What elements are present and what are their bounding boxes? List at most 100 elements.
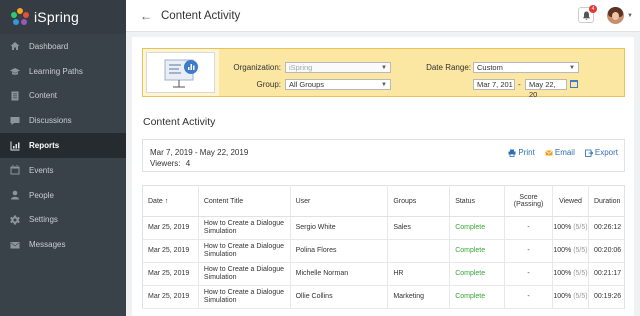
organization-label: Organization: (233, 63, 281, 72)
document-icon (10, 91, 20, 101)
sidebar-item-label: Dashboard (29, 41, 69, 51)
envelope-icon (10, 240, 20, 250)
sidebar-item-learning-paths[interactable]: Learning Paths (0, 59, 126, 84)
cell-date: Mar 25, 2019 (142, 262, 199, 286)
cell-content-title: How to Create a Dialogue Simulation (198, 262, 291, 286)
cell-duration: 00:21:17 (588, 262, 625, 286)
content-panel: Organization: iSpring ▼ Group: All Groups… (132, 37, 634, 316)
calendar-icon (10, 165, 20, 175)
cell-user: Sergio White (290, 216, 389, 240)
sidebar-item-content[interactable]: Content (0, 84, 126, 109)
date-separator: - (518, 80, 521, 89)
cell-groups: Marketing (387, 285, 451, 309)
column-header-user[interactable]: User (290, 185, 389, 217)
cell-user: Ollie Collins (290, 285, 389, 309)
table-row[interactable]: Mar 25, 2019 How to Create a Dialogue Sim… (142, 285, 625, 309)
email-button[interactable]: Email (545, 148, 575, 157)
cell-groups (387, 239, 451, 263)
column-header-duration[interactable]: Duration (588, 185, 625, 217)
ispring-logo-icon (11, 8, 29, 25)
date-range-summary: Mar 7, 2019 - May 22, 2019 (150, 148, 249, 157)
activity-table: Date ↑ Content Title User Groups Status … (142, 185, 625, 309)
sidebar-item-label: Events (29, 165, 54, 175)
sidebar-item-label: Learning Paths (29, 66, 83, 76)
sidebar-item-people[interactable]: People (0, 183, 126, 208)
column-header-content-title[interactable]: Content Title (198, 185, 291, 217)
chevron-down-icon: ▼ (381, 82, 387, 88)
column-header-viewed[interactable]: Viewed (552, 185, 589, 217)
sidebar-item-reports[interactable]: Reports (0, 133, 126, 158)
cell-status: Complete (449, 216, 506, 240)
column-header-score[interactable]: Score (Passing) (504, 185, 554, 217)
date-from-input[interactable]: Mar 7, 201 (473, 79, 515, 90)
cell-content-title: How to Create a Dialogue Simulation (198, 239, 291, 263)
organization-select[interactable]: iSpring ▼ (285, 62, 391, 73)
sidebar-item-messages[interactable]: Messages (0, 232, 126, 257)
table-row[interactable]: Mar 25, 2019 How to Create a Dialogue Sim… (142, 262, 625, 286)
printer-icon (508, 149, 516, 157)
sidebar-item-settings[interactable]: Settings (0, 208, 126, 233)
cell-status: Complete (449, 239, 506, 263)
chat-icon (10, 116, 20, 126)
report-actions: Print Email Export (508, 148, 618, 157)
cell-viewed: 100% (5/5) (552, 262, 589, 286)
viewers-label: Viewers: (150, 159, 181, 168)
viewers-count: 4 (185, 159, 191, 168)
table-row[interactable]: Mar 25, 2019 How to Create a Dialogue Sim… (142, 216, 625, 240)
date-range-label: Date Range: (426, 63, 471, 72)
bar-chart-icon (10, 141, 20, 151)
sidebar-item-label: Reports (29, 141, 60, 151)
app-name: iSpring (34, 9, 79, 25)
sidebar-item-label: Messages (29, 240, 66, 250)
print-button[interactable]: Print (508, 148, 535, 157)
column-header-groups[interactable]: Groups (387, 185, 451, 217)
envelope-icon (545, 149, 553, 155)
cell-date: Mar 25, 2019 (142, 285, 199, 309)
sidebar-item-events[interactable]: Events (0, 158, 126, 183)
section-title: Content Activity (143, 116, 216, 128)
person-icon (10, 190, 20, 200)
cell-duration: 00:19:26 (588, 285, 625, 309)
sidebar-item-dashboard[interactable]: Dashboard (0, 34, 126, 59)
cell-viewed: 100% (5/5) (552, 285, 589, 309)
viewers-summary: Viewers: 4 (150, 159, 190, 168)
sidebar: iSpring Dashboard Learning Paths Content… (0, 0, 126, 316)
table-header-row: Date ↑ Content Title User Groups Status … (142, 185, 625, 217)
date-to-input[interactable]: May 22, 20 (525, 79, 567, 99)
cell-content-title: How to Create a Dialogue Simulation (198, 216, 291, 240)
avatar[interactable] (607, 7, 624, 24)
sidebar-item-label: Settings (29, 215, 58, 225)
group-select[interactable]: All Groups ▼ (285, 79, 391, 90)
sidebar-item-label: Content (29, 91, 58, 101)
cell-groups: HR (387, 262, 451, 286)
report-thumbnail (146, 52, 215, 93)
chevron-down-icon[interactable]: ▼ (627, 13, 633, 19)
page-title: Content Activity (161, 9, 241, 22)
cell-score: - (504, 239, 554, 263)
table-row[interactable]: Mar 25, 2019 How to Create a Dialogue Sim… (142, 239, 625, 263)
cell-score: - (504, 262, 554, 286)
back-arrow-icon[interactable]: ← (140, 9, 152, 23)
date-range-select[interactable]: Custom ▼ (473, 62, 579, 73)
column-header-status[interactable]: Status (449, 185, 506, 217)
sidebar-item-discussions[interactable]: Discussions (0, 108, 126, 133)
export-icon (584, 149, 593, 157)
calendar-icon[interactable] (570, 80, 578, 88)
cell-viewed: 100% (5/5) (552, 239, 589, 263)
cell-user: Polina Flores (290, 239, 389, 263)
filter-bar: Organization: iSpring ▼ Group: All Groups… (142, 48, 625, 99)
gear-icon (10, 215, 20, 225)
cell-status: Complete (449, 262, 506, 286)
notifications-button[interactable]: 4 (578, 5, 597, 23)
export-button[interactable]: Export (584, 148, 618, 157)
chevron-down-icon: ▼ (381, 65, 387, 71)
group-label: Group: (256, 80, 281, 89)
top-bar: ← Content Activity 4 ▼ (126, 0, 640, 32)
bell-icon (582, 10, 590, 20)
logo[interactable]: iSpring (0, 0, 126, 34)
cell-status: Complete (449, 285, 506, 309)
cell-groups: Sales (387, 216, 451, 240)
graduation-cap-icon (10, 66, 20, 76)
cell-date: Mar 25, 2019 (142, 216, 199, 240)
column-header-date[interactable]: Date ↑ (142, 185, 199, 217)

INSTRUCTION: Recast every row above as a JSON list of strings, one string per line, with blank lines and the picture omitted.

TASK OUTPUT:
[
  "What elements are present and what are their bounding boxes? List at most 100 elements.",
  "organization-label: Organization: (233, 63, 281, 72)",
  "document-icon (10, 91, 20, 101)",
  "sidebar-item-label: Dashboard (29, 41, 69, 51)",
  "envelope-icon (10, 240, 20, 250)",
  "sidebar-item-learning-paths[interactable]: Learning Paths (0, 59, 126, 84)",
  "cell-date: Mar 25, 2019 (142, 262, 199, 286)",
  "cell-content-title: How to Create a Dialogue Simulation (198, 262, 291, 286)",
  "cell-duration: 00:21:17 (588, 262, 625, 286)",
  "content-panel: Organization: iSpring ▼ Group: All Groups… (132, 37, 634, 316)",
  "calendar-icon (10, 165, 20, 175)",
  "cell-user: Sergio White (290, 216, 389, 240)",
  "sidebar-item-content[interactable]: Content (0, 84, 126, 109)",
  "date-separator: - (518, 80, 521, 89)",
  "cell-groups: Marketing (387, 285, 451, 309)",
  "column-header-user[interactable]: User (290, 185, 389, 217)",
  "cell-user: Ollie Collins (290, 285, 389, 309)",
  "table-row[interactable]: Mar 25, 2019 How to Create a Dialogue Sim… (142, 285, 625, 309)",
  "email-button[interactable]: Email (545, 148, 575, 157)",
  "cell-groups (387, 239, 451, 263)",
  "column-header-duration[interactable]: Duration (588, 185, 625, 217)",
  "ispring-logo-icon (11, 8, 29, 25)",
  "date-range-summary: Mar 7, 2019 - May 22, 2019 (150, 148, 249, 157)",
  "activity-table: Date ↑ Content Title User Groups Status … (142, 185, 625, 309)",
  "sidebar-item-label: Events (29, 165, 54, 175)",
  "sidebar-item-label: Learning Paths (29, 66, 83, 76)",
  "sidebar-item-people[interactable]: People (0, 183, 126, 208)",
  "column-header-content-title[interactable]: Content Title (198, 185, 291, 217)",
  "chevron-down-icon: ▼ (381, 82, 387, 88)",
  "column-header-viewed[interactable]: Viewed (552, 185, 589, 217)",
  "sidebar-item-reports[interactable]: Reports (0, 133, 126, 158)",
  "cell-status: Complete (449, 216, 506, 240)",
  "column-header-score[interactable]: Score (Passing) (504, 185, 554, 217)",
  "date-from-input[interactable]: Mar 7, 201 (473, 79, 515, 90)",
  "cell-content-title: How to Create a Dialogue Simulation (198, 239, 291, 263)",
  "organization-select[interactable]: iSpring ▼ (285, 62, 391, 73)",
  "sidebar-item-messages[interactable]: Messages (0, 232, 126, 257)",
  "table-row[interactable]: Mar 25, 2019 How to Create a Dialogue Sim… (142, 262, 625, 286)",
  "printer-icon (508, 149, 516, 157)",
  "sidebar-item-settings[interactable]: Settings (0, 208, 126, 233)",
  "cell-status: Complete (449, 239, 506, 263)",
  "chat-icon (10, 116, 20, 126)",
  "report-actions: Print Email Export (508, 148, 618, 157)",
  "cell-viewed: 100% (5/5) (552, 262, 589, 286)",
  "viewers-label: Viewers: (150, 159, 181, 168)",
  "viewers-count: 4 (185, 159, 191, 168)",
  "table-row[interactable]: Mar 25, 2019 How to Create a Dialogue Sim… (142, 216, 625, 240)",
  "date-range-label: Date Range: (426, 63, 471, 72)",
  "bar-chart-icon (10, 141, 20, 151)",
  "sidebar-item-label: Reports (29, 141, 60, 151)",
  "app-name: iSpring (34, 9, 79, 25)",
  "sidebar-item-label: Messages (29, 240, 66, 250)",
  "print-button[interactable]: Print (508, 148, 535, 157)",
  "column-header-groups[interactable]: Groups (387, 185, 451, 217)",
  "envelope-icon (545, 149, 553, 155)",
  "cell-date: Mar 25, 2019 (142, 285, 199, 309)",
  "sidebar-item-events[interactable]: Events (0, 158, 126, 183)",
  "section-title: Content Activity (143, 116, 216, 128)",
  "person-icon (10, 190, 20, 200)",
  "cell-duration: 00:19:26 (588, 285, 625, 309)",
  "sidebar-item-dashboard[interactable]: Dashboard (0, 34, 126, 59)",
  "cell-viewed: 100% (5/5) (552, 285, 589, 309)",
  "viewers-summary: Viewers: 4 (150, 159, 190, 168)",
  "sidebar: iSpring Dashboard Learning Paths Content… (0, 0, 126, 316)",
  "table-header-row: Date ↑ Content Title User Groups Status … (142, 185, 625, 217)",
  "date-to-input[interactable]: May 22, 20 (525, 79, 567, 99)",
  "cell-content-title: How to Create a Dialogue Simulation (198, 216, 291, 240)",
  "avatar[interactable] (607, 7, 624, 24)",
  "sidebar-item-label: Settings (29, 215, 58, 225)",
  "group-select[interactable]: All Groups ▼ (285, 79, 391, 90)",
  "sidebar-item-label: Content (29, 91, 58, 101)",
  "cell-groups: HR (387, 262, 451, 286)",
  "report-thumbnail (146, 52, 215, 93)",
  "chevron-down-icon[interactable]: ▼ (627, 13, 633, 19)",
  "page-title: Content Activity (161, 9, 241, 22)",
  "cell-score: - (504, 239, 554, 263)",
  "table-row[interactable]: Mar 25, 2019 How to Create a Dialogue Sim… (142, 239, 625, 263)",
  "cell-score: - (504, 262, 554, 286)",
  "back-arrow-icon[interactable]: ← (140, 9, 152, 23)",
  "date-range-select[interactable]: Custom ▼ (473, 62, 579, 73)",
  "column-header-status[interactable]: Status (449, 185, 506, 217)",
  "sidebar-item-discussions[interactable]: Discussions (0, 108, 126, 133)",
  "export-icon (584, 149, 593, 157)",
  "calendar-icon[interactable] (570, 80, 578, 88)",
  "cell-viewed: 100% (5/5) (552, 239, 589, 263)",
  "cell-user: Polina Flores (290, 239, 389, 263)",
  "filter-bar: Organization: iSpring ▼ Group: All Groups… (142, 48, 625, 99)",
  "gear-icon (10, 215, 20, 225)",
  "cell-status: Complete (449, 262, 506, 286)",
  "notifications-button[interactable]: 4 (578, 5, 597, 23)",
  "export-button[interactable]: Export (584, 148, 618, 157)",
  "chevron-down-icon: ▼ (381, 65, 387, 71)",
  "group-label: Group: (256, 80, 281, 89)",
  "top-bar: ← Content Activity 4 ▼ (126, 0, 640, 32)",
  "bell-icon (582, 10, 590, 20)",
  "logo[interactable]: iSpring (0, 0, 126, 34)",
  "cell-status: Complete (449, 285, 506, 309)",
  "cell-groups: Sales (387, 216, 451, 240)",
  "graduation-cap-icon (10, 66, 20, 76)",
  "cell-date: Mar 25, 2019 (142, 216, 199, 240)",
  "column-header-date[interactable]: Date ↑ (142, 185, 199, 217)"
]